What is needed:
Give the entries again, word for word.

(Data records)
+---+

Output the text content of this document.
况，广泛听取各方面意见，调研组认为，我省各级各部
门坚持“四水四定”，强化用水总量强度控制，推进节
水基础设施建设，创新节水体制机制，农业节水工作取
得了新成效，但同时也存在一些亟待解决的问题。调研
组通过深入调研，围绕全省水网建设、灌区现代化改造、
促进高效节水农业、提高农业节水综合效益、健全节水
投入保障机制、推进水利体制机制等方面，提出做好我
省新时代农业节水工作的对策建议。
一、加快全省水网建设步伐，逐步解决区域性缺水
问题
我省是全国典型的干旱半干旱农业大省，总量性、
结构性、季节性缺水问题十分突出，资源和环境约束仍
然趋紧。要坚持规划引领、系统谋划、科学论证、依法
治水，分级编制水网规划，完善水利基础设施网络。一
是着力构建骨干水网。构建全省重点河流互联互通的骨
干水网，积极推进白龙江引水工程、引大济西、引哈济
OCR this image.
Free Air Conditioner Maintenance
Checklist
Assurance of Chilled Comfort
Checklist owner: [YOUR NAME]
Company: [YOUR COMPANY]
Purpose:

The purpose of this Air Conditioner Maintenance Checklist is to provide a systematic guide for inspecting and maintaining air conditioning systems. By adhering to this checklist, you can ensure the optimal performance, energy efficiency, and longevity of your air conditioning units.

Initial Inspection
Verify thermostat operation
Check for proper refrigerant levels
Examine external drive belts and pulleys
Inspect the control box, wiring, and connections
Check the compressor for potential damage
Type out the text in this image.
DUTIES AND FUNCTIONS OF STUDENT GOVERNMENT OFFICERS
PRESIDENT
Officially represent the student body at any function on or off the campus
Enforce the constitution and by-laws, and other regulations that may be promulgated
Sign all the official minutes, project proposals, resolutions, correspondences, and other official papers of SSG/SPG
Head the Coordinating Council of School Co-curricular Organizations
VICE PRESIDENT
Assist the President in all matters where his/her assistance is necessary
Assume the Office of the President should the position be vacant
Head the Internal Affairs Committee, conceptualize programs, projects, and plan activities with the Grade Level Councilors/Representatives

+---+

Solution to this problem:
Output the text content of this document.
况，广泛听取各方面意见，调研组认为，我省各级各部
门坚持“四水四定”，强化用水总量强度控制，推进节
水基础设施建设，创新节水体制机制，农业节水工作取
得了新成效，但同时也存在一些亟待解决的问题。调研
组通过深入调研，围绕全省水网建设、灌区现代化改造、
促进高效节水农业、提高农业节水综合效益、健全节水
投入保障机制、推进水利体制机制等方面，提出做好我
省新时代农业节水工作的对策建议。
一、加快全省水网建设步伐，逐步解决区域性缺水
问题
我省是全国典型的干旱半干旱农业大省，总量性、
结构性、季节性缺水问题十分突出，资源和环境约束仍
然趋紧。要坚持规划引领、系统谋划、科学论证、依法
治水，分级编制水网规划，完善水利基础设施网络。一
是着力构建骨干水网。构建全省重点河流互联互通的骨
干水网，积极推进白龙江引水工程、引大济西、引哈济
OCR this image.
Free Air Conditioner Maintenance
Checklist
Assurance of Chilled Comfort
Checklist owner: [YOUR NAME]
Company: [YOUR COMPANY]
Purpose:

The purpose of this Air Conditioner Maintenance Checklist is to provide a systematic guide for inspecting and maintaining air conditioning systems. By adhering to this checklist, you can ensure the optimal performance, energy efficiency, and longevity of your air conditioning units.

Initial Inspection
Verify thermostat operation
Check for proper refrigerant levels
Examine external drive belts and pulleys
Inspect the control box, wiring, and connections
Check the compressor for potential damage
Type out the text in this image.
DUTIES AND FUNCTIONS OF STUDENT GOVERNMENT OFFICERS
PRESIDENT
Officially represent the student body at any function on or off the campus
Enforce the constitution and by-laws, and other regulations that may be promulgated
Sign all the official minutes, project proposals, resolutions, correspondences, and other official papers of SSG/SPG
Head the Coordinating Council of School Co-curricular Organizations
VICE PRESIDENT
Assist the President in all matters where his/her assistance is necessary
Assume the Office of the President should the position be vacant
Head the Internal Affairs Committee, conceptualize programs, projects, and plan activities with the Grade Level Councilors/Representatives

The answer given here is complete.